** START OF Supplied material **
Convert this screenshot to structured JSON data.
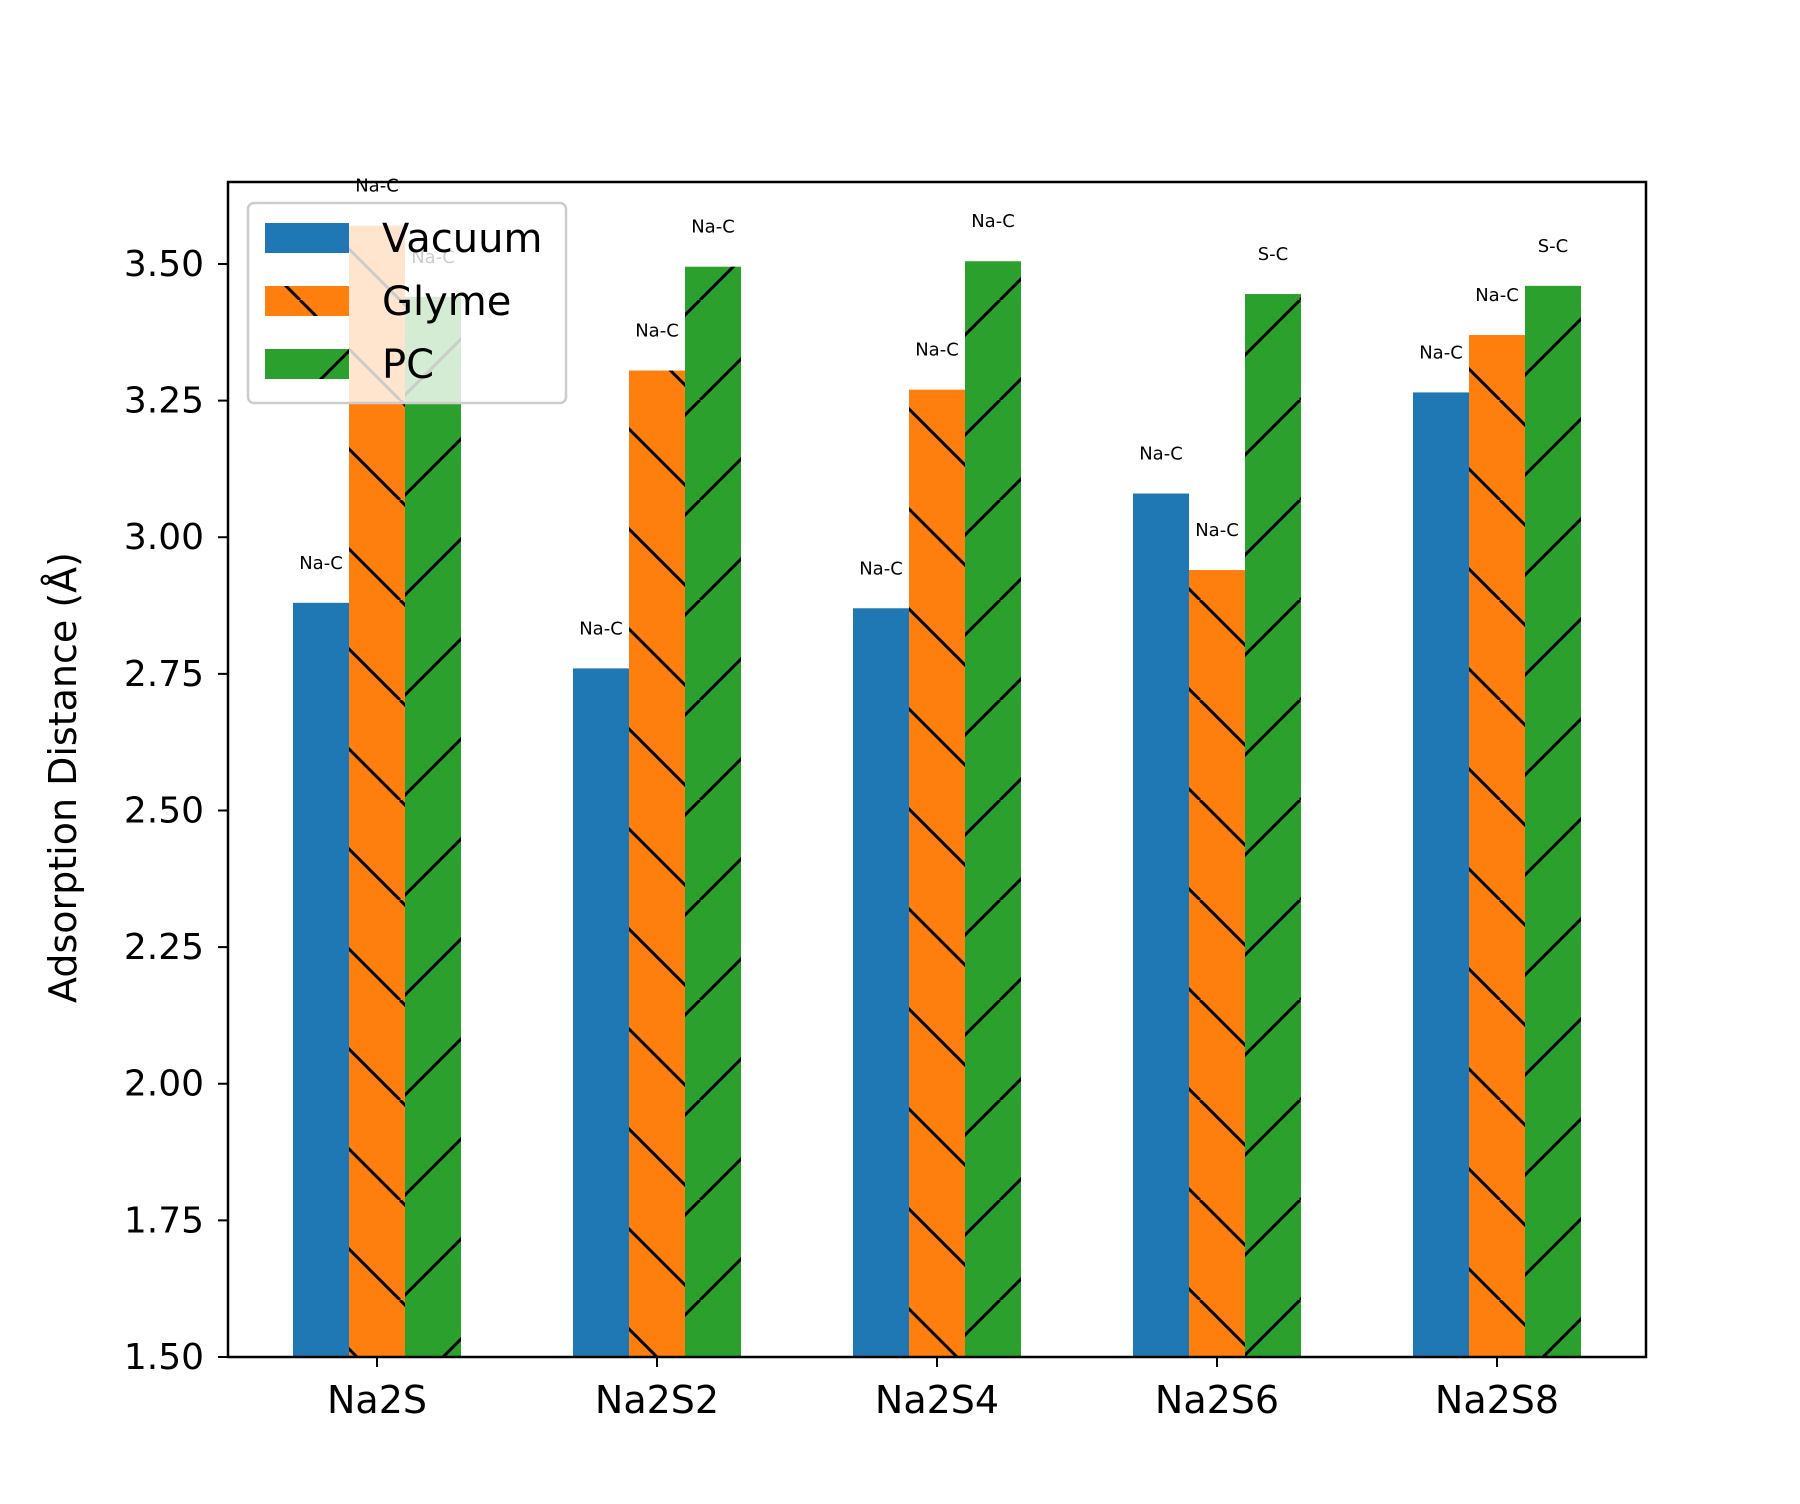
{
  "chart_data": {
    "type": "bar",
    "title": "",
    "xlabel": "",
    "ylabel": "Adsorption Distance (Å)",
    "ylim": [
      1.5,
      3.65
    ],
    "yticks": [
      1.5,
      1.75,
      2.0,
      2.25,
      2.5,
      2.75,
      3.0,
      3.25,
      3.5
    ],
    "ytick_labels": [
      "1.50",
      "1.75",
      "2.00",
      "2.25",
      "2.50",
      "2.75",
      "3.00",
      "3.25",
      "3.50"
    ],
    "categories": [
      "Na2S",
      "Na2S2",
      "Na2S4",
      "Na2S6",
      "Na2S8"
    ],
    "series": [
      {
        "name": "Vacuum",
        "color": "#1f77b4",
        "hatch": "none",
        "values": [
          2.88,
          2.76,
          2.87,
          3.08,
          3.265
        ],
        "labels": [
          "Na-C",
          "Na-C",
          "Na-C",
          "Na-C",
          "Na-C"
        ]
      },
      {
        "name": "Glyme",
        "color": "#ff7f0e",
        "hatch": "backslash",
        "values": [
          3.57,
          3.305,
          3.27,
          2.94,
          3.37
        ],
        "labels": [
          "Na-C",
          "Na-C",
          "Na-C",
          "Na-C",
          "Na-C"
        ]
      },
      {
        "name": "PC",
        "color": "#2ca02c",
        "hatch": "slash",
        "values": [
          3.44,
          3.495,
          3.505,
          3.445,
          3.46
        ],
        "labels": [
          "Na-C",
          "Na-C",
          "Na-C",
          "S-C",
          "S-C"
        ]
      }
    ],
    "grid": false,
    "legend_position": "top-left"
  }
}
** END OF Supplied material **
## Your instructions
Look through the material above and pick out each line holding the word "hatch".

## Output for this exercise
        "hatch": "none",
        "hatch": "backslash",
        "hatch": "slash",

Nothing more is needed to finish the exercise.